From the listing below, pull each line that includes "қарым".

----- DATASET EXTRACT -----

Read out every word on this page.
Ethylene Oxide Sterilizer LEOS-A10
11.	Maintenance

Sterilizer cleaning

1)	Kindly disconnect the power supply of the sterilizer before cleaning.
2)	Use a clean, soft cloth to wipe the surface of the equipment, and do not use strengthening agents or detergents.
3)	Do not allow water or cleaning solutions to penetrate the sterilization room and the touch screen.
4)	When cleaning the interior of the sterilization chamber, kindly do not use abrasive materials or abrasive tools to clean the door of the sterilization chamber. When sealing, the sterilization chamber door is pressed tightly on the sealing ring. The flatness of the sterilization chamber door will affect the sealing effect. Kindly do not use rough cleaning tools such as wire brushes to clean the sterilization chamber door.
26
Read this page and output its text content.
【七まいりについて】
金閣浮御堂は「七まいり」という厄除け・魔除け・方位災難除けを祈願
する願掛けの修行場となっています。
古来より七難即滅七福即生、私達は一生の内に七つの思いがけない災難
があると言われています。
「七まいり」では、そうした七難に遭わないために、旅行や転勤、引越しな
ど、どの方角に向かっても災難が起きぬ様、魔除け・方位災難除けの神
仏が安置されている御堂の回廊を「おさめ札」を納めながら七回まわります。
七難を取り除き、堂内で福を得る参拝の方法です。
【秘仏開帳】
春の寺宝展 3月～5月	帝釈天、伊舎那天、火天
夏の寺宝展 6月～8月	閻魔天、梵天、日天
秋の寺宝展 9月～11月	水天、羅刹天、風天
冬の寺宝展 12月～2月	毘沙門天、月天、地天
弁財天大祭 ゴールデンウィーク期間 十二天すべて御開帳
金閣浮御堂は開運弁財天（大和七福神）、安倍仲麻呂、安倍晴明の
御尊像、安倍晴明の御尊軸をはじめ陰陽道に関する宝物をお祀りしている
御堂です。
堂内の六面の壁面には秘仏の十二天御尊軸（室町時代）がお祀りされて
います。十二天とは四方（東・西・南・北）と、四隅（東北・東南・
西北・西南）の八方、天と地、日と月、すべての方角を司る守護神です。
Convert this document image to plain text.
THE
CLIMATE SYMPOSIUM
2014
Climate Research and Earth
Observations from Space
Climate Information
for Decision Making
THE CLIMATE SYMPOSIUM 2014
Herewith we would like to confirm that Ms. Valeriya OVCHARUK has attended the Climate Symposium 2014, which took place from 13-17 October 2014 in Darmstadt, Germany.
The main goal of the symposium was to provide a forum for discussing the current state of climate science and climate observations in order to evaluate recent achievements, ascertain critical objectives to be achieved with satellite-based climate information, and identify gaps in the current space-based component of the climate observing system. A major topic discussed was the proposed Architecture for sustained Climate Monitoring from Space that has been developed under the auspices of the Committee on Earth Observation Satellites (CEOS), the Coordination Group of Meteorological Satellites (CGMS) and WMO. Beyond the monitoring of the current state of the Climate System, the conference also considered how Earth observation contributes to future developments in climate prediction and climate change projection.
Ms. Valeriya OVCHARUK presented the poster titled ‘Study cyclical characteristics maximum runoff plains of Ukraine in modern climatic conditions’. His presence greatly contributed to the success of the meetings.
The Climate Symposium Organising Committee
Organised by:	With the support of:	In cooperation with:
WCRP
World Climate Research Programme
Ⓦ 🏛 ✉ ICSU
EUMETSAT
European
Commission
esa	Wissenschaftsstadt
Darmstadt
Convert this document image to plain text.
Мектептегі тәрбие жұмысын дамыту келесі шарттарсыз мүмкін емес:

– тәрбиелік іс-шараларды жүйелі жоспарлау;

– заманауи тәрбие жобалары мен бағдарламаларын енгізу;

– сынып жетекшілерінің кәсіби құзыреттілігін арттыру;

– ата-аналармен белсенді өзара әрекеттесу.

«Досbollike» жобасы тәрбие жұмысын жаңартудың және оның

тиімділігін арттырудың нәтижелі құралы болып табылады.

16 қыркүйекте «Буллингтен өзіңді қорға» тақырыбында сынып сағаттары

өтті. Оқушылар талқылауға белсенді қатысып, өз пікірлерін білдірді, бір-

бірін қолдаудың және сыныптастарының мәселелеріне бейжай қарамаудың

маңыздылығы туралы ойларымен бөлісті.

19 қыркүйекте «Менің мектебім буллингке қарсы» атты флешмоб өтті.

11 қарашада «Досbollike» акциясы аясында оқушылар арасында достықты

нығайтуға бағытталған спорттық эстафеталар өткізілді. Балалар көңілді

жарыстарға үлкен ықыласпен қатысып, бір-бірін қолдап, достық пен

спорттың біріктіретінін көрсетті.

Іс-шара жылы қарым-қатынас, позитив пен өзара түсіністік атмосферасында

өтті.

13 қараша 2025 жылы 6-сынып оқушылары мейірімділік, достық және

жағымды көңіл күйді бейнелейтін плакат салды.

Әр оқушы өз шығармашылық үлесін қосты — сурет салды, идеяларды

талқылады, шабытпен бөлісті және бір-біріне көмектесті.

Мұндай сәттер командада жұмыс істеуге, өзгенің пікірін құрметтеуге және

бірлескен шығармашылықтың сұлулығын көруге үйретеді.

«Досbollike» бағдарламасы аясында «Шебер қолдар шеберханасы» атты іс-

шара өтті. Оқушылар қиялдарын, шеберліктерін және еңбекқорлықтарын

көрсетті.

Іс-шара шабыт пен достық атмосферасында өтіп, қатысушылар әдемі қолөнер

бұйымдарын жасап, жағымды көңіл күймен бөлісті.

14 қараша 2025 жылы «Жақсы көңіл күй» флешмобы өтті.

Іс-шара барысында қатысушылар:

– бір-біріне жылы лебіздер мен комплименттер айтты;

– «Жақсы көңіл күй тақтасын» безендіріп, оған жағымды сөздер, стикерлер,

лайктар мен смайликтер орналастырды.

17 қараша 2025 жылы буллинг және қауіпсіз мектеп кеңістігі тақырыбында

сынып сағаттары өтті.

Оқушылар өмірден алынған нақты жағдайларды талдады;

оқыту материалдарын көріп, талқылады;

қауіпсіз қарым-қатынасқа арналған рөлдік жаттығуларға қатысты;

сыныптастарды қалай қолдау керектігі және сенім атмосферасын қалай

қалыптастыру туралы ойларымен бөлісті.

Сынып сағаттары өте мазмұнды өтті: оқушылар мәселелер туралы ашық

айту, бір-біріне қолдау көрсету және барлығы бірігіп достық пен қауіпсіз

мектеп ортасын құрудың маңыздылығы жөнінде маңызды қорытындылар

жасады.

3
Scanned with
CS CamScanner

-----

# ANSWER FOR THIS EXERCISE
Іс-шара жылы қарым-қатынас, позитив пен өзара түсіністік атмосферасында
қауіпсіз қарым-қатынасқа арналған рөлдік жаттығуларға қатысты;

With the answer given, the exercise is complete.